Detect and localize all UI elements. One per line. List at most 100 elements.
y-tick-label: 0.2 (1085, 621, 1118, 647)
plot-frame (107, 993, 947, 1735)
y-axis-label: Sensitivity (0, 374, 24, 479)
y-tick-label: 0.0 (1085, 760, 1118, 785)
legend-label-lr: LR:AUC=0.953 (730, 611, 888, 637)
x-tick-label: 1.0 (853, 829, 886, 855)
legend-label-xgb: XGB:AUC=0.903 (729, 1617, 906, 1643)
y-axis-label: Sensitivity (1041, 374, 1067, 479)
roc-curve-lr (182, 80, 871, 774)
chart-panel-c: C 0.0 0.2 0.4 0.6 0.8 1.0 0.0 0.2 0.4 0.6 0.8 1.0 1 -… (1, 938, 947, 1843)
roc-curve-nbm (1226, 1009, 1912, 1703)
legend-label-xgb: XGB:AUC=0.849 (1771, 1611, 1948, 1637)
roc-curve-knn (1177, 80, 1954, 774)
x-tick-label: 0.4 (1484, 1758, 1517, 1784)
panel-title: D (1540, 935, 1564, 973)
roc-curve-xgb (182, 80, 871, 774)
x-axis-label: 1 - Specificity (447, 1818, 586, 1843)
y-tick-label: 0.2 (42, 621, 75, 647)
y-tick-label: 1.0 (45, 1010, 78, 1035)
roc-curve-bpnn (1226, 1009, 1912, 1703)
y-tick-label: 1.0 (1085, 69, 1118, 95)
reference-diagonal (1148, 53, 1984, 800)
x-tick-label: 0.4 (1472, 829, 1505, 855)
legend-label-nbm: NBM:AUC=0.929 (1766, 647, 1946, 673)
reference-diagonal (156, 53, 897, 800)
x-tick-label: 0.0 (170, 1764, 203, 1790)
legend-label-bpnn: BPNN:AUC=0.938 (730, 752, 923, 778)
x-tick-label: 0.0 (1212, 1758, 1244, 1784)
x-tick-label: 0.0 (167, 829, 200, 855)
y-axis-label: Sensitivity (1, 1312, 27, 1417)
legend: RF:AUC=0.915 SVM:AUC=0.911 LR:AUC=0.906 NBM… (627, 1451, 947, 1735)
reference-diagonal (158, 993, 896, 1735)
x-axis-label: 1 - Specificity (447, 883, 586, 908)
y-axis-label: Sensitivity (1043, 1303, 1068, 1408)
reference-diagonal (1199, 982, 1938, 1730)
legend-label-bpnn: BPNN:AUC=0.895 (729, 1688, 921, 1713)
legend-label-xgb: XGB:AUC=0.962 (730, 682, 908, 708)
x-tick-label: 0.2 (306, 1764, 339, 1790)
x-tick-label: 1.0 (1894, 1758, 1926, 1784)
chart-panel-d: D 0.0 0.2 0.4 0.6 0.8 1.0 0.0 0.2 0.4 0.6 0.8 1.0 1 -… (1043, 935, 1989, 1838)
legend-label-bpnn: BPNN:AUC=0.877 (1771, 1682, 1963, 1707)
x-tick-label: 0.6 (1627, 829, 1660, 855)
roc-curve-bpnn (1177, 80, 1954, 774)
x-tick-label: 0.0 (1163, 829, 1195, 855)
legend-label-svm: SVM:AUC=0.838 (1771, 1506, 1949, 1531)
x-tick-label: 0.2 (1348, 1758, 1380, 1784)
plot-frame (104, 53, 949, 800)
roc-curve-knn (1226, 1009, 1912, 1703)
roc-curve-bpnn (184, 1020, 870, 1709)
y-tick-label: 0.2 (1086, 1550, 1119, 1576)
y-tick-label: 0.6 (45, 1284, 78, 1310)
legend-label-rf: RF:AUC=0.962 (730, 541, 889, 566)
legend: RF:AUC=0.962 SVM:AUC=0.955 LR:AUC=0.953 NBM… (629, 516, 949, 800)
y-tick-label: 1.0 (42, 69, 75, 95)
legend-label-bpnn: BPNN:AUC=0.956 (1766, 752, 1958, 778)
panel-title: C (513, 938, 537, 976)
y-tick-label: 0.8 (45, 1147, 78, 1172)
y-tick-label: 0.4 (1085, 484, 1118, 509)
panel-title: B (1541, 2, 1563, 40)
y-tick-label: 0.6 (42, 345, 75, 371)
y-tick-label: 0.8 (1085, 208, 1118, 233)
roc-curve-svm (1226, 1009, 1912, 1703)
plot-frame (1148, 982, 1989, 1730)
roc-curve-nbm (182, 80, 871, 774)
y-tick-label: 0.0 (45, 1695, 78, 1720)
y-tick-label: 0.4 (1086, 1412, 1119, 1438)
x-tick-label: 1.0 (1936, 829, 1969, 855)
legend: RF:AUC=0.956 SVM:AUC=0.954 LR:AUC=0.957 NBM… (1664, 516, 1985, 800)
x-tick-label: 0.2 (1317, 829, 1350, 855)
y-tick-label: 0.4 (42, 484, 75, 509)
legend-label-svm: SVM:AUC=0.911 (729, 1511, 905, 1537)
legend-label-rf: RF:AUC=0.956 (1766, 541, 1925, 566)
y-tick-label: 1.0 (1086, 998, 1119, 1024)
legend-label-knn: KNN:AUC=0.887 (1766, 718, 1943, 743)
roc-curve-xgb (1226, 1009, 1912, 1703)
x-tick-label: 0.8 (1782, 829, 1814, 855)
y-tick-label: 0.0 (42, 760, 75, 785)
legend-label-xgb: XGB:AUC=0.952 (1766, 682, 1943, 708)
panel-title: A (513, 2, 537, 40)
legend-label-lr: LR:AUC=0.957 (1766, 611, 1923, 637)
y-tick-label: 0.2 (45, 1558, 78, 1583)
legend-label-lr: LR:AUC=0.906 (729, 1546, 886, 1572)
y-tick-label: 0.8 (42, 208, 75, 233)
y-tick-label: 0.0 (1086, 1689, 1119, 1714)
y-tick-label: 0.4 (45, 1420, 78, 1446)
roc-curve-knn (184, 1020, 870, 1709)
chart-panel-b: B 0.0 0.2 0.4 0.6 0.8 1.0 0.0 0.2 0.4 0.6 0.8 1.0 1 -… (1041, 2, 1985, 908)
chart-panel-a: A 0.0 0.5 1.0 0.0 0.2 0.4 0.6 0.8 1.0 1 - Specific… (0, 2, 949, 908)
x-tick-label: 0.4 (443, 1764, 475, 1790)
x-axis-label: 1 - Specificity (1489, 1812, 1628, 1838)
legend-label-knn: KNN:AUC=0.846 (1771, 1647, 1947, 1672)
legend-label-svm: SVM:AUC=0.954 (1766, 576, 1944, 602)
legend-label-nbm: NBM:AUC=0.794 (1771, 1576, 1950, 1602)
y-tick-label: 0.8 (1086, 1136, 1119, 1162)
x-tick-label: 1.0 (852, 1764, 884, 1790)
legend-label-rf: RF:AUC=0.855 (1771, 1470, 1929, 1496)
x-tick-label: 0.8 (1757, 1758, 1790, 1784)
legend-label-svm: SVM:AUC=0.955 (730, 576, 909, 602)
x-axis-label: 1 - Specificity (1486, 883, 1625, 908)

──────────

Reproduce all of the material above word for word, keeping every line in its original order.

## THE RESULT
Detect and localize all UI elements. One per line. List at most 100 elements.
y-tick-label: 0.2 (1085, 621, 1118, 647)
plot-frame (107, 993, 947, 1735)
y-axis-label: Sensitivity (0, 374, 24, 479)
y-tick-label: 0.0 (1085, 760, 1118, 785)
legend-label-lr: LR:AUC=0.953 (730, 611, 888, 637)
x-tick-label: 1.0 (853, 829, 886, 855)
legend-label-xgb: XGB:AUC=0.903 (729, 1617, 906, 1643)
y-axis-label: Sensitivity (1041, 374, 1067, 479)
roc-curve-lr (182, 80, 871, 774)
chart-panel-c: C 0.0 0.2 0.4 0.6 0.8 1.0 0.0 0.2 0.4 0.6 0.8 1.0 1 -… (1, 938, 947, 1843)
roc-curve-nbm (1226, 1009, 1912, 1703)
legend-label-xgb: XGB:AUC=0.849 (1771, 1611, 1948, 1637)
roc-curve-knn (1177, 80, 1954, 774)
x-tick-label: 0.4 (1484, 1758, 1517, 1784)
panel-title: D (1540, 935, 1564, 973)
roc-curve-xgb (182, 80, 871, 774)
x-axis-label: 1 - Specificity (447, 1818, 586, 1843)
y-tick-label: 0.2 (42, 621, 75, 647)
y-tick-label: 1.0 (45, 1010, 78, 1035)
roc-curve-bpnn (1226, 1009, 1912, 1703)
y-tick-label: 1.0 (1085, 69, 1118, 95)
reference-diagonal (1148, 53, 1984, 800)
x-tick-label: 0.4 (1472, 829, 1505, 855)
legend-label-nbm: NBM:AUC=0.929 (1766, 647, 1946, 673)
reference-diagonal (156, 53, 897, 800)
x-tick-label: 0.0 (170, 1764, 203, 1790)
legend-label-bpnn: BPNN:AUC=0.938 (730, 752, 923, 778)
x-tick-label: 0.0 (1212, 1758, 1244, 1784)
x-tick-label: 0.0 (167, 829, 200, 855)
y-axis-label: Sensitivity (1, 1312, 27, 1417)
legend: RF:AUC=0.915 SVM:AUC=0.911 LR:AUC=0.906 NBM… (627, 1451, 947, 1735)
reference-diagonal (158, 993, 896, 1735)
x-axis-label: 1 - Specificity (447, 883, 586, 908)
y-axis-label: Sensitivity (1043, 1303, 1068, 1408)
reference-diagonal (1199, 982, 1938, 1730)
legend-label-bpnn: BPNN:AUC=0.895 (729, 1688, 921, 1713)
legend-label-xgb: XGB:AUC=0.962 (730, 682, 908, 708)
x-tick-label: 0.2 (306, 1764, 339, 1790)
x-tick-label: 1.0 (1894, 1758, 1926, 1784)
chart-panel-d: D 0.0 0.2 0.4 0.6 0.8 1.0 0.0 0.2 0.4 0.6 0.8 1.0 1 -… (1043, 935, 1989, 1838)
legend-label-bpnn: BPNN:AUC=0.877 (1771, 1682, 1963, 1707)
x-tick-label: 0.6 (1627, 829, 1660, 855)
roc-curve-bpnn (1177, 80, 1954, 774)
x-tick-label: 0.0 (1163, 829, 1195, 855)
legend-label-svm: SVM:AUC=0.838 (1771, 1506, 1949, 1531)
x-tick-label: 0.2 (1348, 1758, 1380, 1784)
plot-frame (104, 53, 949, 800)
roc-curve-knn (1226, 1009, 1912, 1703)
roc-curve-bpnn (184, 1020, 870, 1709)
y-tick-label: 0.2 (1086, 1550, 1119, 1576)
y-tick-label: 0.6 (45, 1284, 78, 1310)
legend-label-rf: RF:AUC=0.962 (730, 541, 889, 566)
legend: RF:AUC=0.962 SVM:AUC=0.955 LR:AUC=0.953 NBM… (629, 516, 949, 800)
y-tick-label: 1.0 (42, 69, 75, 95)
legend-label-bpnn: BPNN:AUC=0.956 (1766, 752, 1958, 778)
panel-title: C (513, 938, 537, 976)
y-tick-label: 0.8 (45, 1147, 78, 1172)
y-tick-label: 0.4 (1085, 484, 1118, 509)
panel-title: B (1541, 2, 1563, 40)
y-tick-label: 0.6 (42, 345, 75, 371)
y-tick-label: 0.8 (1085, 208, 1118, 233)
roc-curve-svm (1226, 1009, 1912, 1703)
plot-frame (1148, 982, 1989, 1730)
roc-curve-nbm (182, 80, 871, 774)
y-tick-label: 0.0 (45, 1695, 78, 1720)
y-tick-label: 0.4 (1086, 1412, 1119, 1438)
x-tick-label: 1.0 (1936, 829, 1969, 855)
legend: RF:AUC=0.956 SVM:AUC=0.954 LR:AUC=0.957 NBM… (1664, 516, 1985, 800)
x-tick-label: 0.2 (1317, 829, 1350, 855)
y-tick-label: 0.4 (42, 484, 75, 509)
legend-label-svm: SVM:AUC=0.911 (729, 1511, 905, 1537)
legend-label-rf: RF:AUC=0.956 (1766, 541, 1925, 566)
y-tick-label: 1.0 (1086, 998, 1119, 1024)
legend-label-knn: KNN:AUC=0.887 (1766, 718, 1943, 743)
roc-curve-xgb (1226, 1009, 1912, 1703)
x-tick-label: 0.8 (1782, 829, 1814, 855)
y-tick-label: 0.0 (42, 760, 75, 785)
legend-label-xgb: XGB:AUC=0.952 (1766, 682, 1943, 708)
panel-title: A (513, 2, 537, 40)
legend-label-lr: LR:AUC=0.957 (1766, 611, 1923, 637)
y-tick-label: 0.2 (45, 1558, 78, 1583)
legend-label-lr: LR:AUC=0.906 (729, 1546, 886, 1572)
y-tick-label: 0.8 (42, 208, 75, 233)
y-tick-label: 0.0 (1086, 1689, 1119, 1714)
y-tick-label: 0.4 (45, 1420, 78, 1446)
roc-curve-knn (184, 1020, 870, 1709)
chart-panel-b: B 0.0 0.2 0.4 0.6 0.8 1.0 0.0 0.2 0.4 0.6 0.8 1.0 1 -… (1041, 2, 1985, 908)
chart-panel-a: A 0.0 0.5 1.0 0.0 0.2 0.4 0.6 0.8 1.0 1 - Specific… (0, 2, 949, 908)
x-tick-label: 0.4 (443, 1764, 475, 1790)
x-axis-label: 1 - Specificity (1489, 1812, 1628, 1838)
legend-label-knn: KNN:AUC=0.846 (1771, 1647, 1947, 1672)
legend-label-svm: SVM:AUC=0.954 (1766, 576, 1944, 602)
legend-label-nbm: NBM:AUC=0.794 (1771, 1576, 1950, 1602)
y-tick-label: 0.8 (1086, 1136, 1119, 1162)
x-tick-label: 1.0 (852, 1764, 884, 1790)
legend-label-rf: RF:AUC=0.855 (1771, 1470, 1929, 1496)
x-tick-label: 0.8 (1757, 1758, 1790, 1784)
legend-label-svm: SVM:AUC=0.955 (730, 576, 909, 602)
x-axis-label: 1 - Specificity (1486, 883, 1625, 908)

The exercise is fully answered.